===== AVAILABLE RECORDS =====

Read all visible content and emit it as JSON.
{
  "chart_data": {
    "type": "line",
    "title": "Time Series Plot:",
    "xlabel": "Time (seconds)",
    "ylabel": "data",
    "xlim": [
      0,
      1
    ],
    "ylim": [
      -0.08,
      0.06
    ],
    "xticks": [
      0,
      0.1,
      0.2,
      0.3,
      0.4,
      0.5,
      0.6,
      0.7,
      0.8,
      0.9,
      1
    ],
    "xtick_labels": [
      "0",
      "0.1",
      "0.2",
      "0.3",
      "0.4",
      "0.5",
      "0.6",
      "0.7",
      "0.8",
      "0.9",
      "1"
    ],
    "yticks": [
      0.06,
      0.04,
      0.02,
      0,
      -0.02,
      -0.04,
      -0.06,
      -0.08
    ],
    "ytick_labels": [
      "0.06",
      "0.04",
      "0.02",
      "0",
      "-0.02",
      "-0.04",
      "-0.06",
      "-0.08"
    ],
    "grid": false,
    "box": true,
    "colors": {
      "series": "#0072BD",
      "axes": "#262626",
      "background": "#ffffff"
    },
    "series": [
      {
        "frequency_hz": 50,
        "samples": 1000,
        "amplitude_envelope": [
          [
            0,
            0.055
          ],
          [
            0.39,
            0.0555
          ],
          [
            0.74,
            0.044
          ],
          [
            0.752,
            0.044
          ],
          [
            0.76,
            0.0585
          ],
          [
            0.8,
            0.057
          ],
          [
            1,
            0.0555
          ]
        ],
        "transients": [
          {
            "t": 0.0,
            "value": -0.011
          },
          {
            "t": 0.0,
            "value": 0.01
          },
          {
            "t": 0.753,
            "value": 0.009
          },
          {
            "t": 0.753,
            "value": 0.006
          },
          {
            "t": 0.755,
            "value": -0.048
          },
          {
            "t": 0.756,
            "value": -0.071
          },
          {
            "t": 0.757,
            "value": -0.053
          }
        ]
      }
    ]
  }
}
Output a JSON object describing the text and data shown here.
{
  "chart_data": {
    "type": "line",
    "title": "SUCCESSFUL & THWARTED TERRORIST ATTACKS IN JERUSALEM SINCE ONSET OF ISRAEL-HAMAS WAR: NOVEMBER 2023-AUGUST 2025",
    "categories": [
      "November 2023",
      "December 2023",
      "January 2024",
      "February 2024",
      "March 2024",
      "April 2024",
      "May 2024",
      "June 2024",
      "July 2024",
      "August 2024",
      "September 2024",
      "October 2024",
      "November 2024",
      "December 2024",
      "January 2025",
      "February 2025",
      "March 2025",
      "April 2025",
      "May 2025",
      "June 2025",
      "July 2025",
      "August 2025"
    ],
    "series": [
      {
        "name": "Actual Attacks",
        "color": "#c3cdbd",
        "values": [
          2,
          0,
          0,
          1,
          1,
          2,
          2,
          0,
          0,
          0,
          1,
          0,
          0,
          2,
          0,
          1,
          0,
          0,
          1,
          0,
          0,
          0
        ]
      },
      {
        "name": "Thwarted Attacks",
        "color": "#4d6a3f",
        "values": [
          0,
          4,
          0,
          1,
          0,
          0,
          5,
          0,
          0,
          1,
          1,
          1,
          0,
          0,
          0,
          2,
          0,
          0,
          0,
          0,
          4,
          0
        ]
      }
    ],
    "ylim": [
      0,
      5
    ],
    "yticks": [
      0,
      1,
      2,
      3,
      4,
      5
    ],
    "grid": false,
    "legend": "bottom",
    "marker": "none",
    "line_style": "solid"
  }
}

=====

● **SHORT EXERCISE**: Check every line of the data, and copy the ones that contain "JSON".

● **CORRECT RESULT**:
Read all visible content and emit it as JSON.
Output a JSON object describing the text and data shown here.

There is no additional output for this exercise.